>>
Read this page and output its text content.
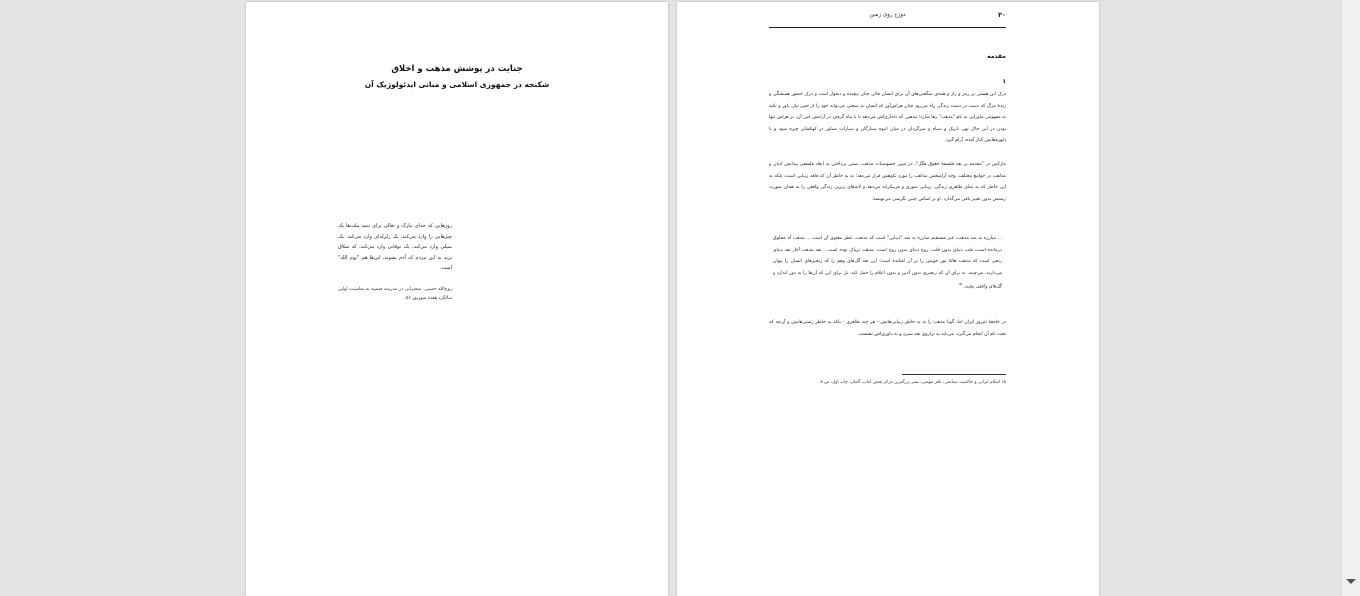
جنایت در پوشش مذهب و اخلاق
شکنجه در جمهوری اسلامی و مبانی ایدئولوژیک آن
روزهایی که خدای تبارک و تعالی برای تنبیه ملت‌ها یک چیزهایی را وارد می‌کند، یک زلزله‌ای وارد می‌کند، یک سیلی وارد می‌کند، یک توفانی وارد می‌کند، که شلاق بزند به این مردم که آدم بشوند، این‌ها هم "یوم الله" است.
روح‌الله خمینی، سخنرانی در مدرسه فیضیه به مناسبت اولین سالگرد هفده شهریور ۵۷.
۲۰
دوزخ روی زمین
مقدمه
۱

درک این هستی پر رمز و راز و همه‌ی شگفتی‌های آن برای انسان قائی چنان پیچیده و دشوار است و درک حضور همیشگی و زندهٔ مرگ که دست در دست زندگی راه می‌رود چنان هراس‌آور که انسان به سختی می‌تواند خود را از حس نیاز، باور و تکیه به مفهومی ماورایی به نام "مذهب" رها سازد؛ مذهبی که دلداری‌اش می‌دهد تا با پناه گرفتن در آرامش امن آن، بر هراس تنها بودن در این خاک تهی تاریک و سیاه و سرگردان در میان انبوه ستارگان و سیارات شناور در کهکشان چیره شود و با دلهره‌هایش کنار آمده، آرام گیرد.

مارکس در "مقدمه بر نقد فلسفهٔ حقوق هگل"، در تبیین خصوصیات مذهب، ضمن پرداختن به ابعاد فلسفی پیدایش ادیان و مذاهب در جوامع مختلف، وجه آرامبخش مذاهب را مورد نکوهش قرار می‌دهد؛ نه به خاطر آن که فاقد زیبایی است، بلکه به این خاطر که به نمای ظاهری زندگی، زیبایی صوری و فریبکرانه می‌دهد و لایه‌های زیرین زندگی واقعی را به همان صورت زشتش بدون تغییر باقی می‌گذارد. او بر اساس چنین نگرشی می‌نویسد:

... مبارزه به ضد مذهب، غیر مستقیم مبارزه به ضد "دنیایی" است که مذهب، عطر معنوی آن است ... مذهب آه مخلوق درمانده است، قلب دنیای بدون قلب، روح دنیای بدون روح است. مذهب تریاک توده است... نقد مذهب آغاز نقد دنیای رنجی است که مذهب هالهٔ نور خویش را بر آن افکنده است؛ این نقد گل‌های وهم را که زنجیرهای انسان را پنهان می‌دارند، می‌چیند، نه برای آن که زنجیری بدون آذین و بدون اعلام را حمل کند، بل برای این که آن‌ها را به دور اندازد و گل‌های واقعی بچیند. $^{۱۵}$

در جامعهٔ امروز ایران اما، گویا مذهب را نه به خاطر زیبایی‌هایش - هر چند ظاهری - بلکه به خاطر زشتی‌هایش و آن‌چه که تحت نام آن انجام می‌گیرد، می‌باید به ترازوی نقد سپرد و به داوری‌اش نشست.

۱۵ اسلام ایرانی و حاکمیت سیاسی، باقر مؤمنی، نشر بزرگترین مرکز پخش کتاب، آلمان، چاپ اول، ص ۸.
<<
**EXERCISE BRIEF**
In the entries above, find every line with the word "ظاهری" and list it.

**ANSWER FOR THIS EXERCISE**
مارکس در "مقدمه بر نقد فلسفهٔ حقوق هگل"، در تبیین خصوصیات مذهب، ضمن پرداختن به ابعاد فلسفی پیدایش ادیان و مذاهب در جوامع مختلف، وجه آرامبخش مذاهب را مورد نکوهش قرار می‌دهد؛ نه به خاطر آن که فاقد زیبایی است، بلکه به این خاطر که به نمای ظاهری زندگی، زیبایی صوری و فریبکرانه می‌دهد و لایه‌های زیرین زندگی واقعی را به همان صورت زشتش بدون تغییر باقی می‌گذارد. او بر اساس چنین نگرشی می‌نویسد:
در جامعهٔ امروز ایران اما، گویا مذهب را نه به خاطر زیبایی‌هایش - هر چند ظاهری - بلکه به خاطر زشتی‌هایش و آن‌چه که تحت نام آن انجام می‌گیرد، می‌باید به ترازوی نقد سپرد و به داوری‌اش نشست.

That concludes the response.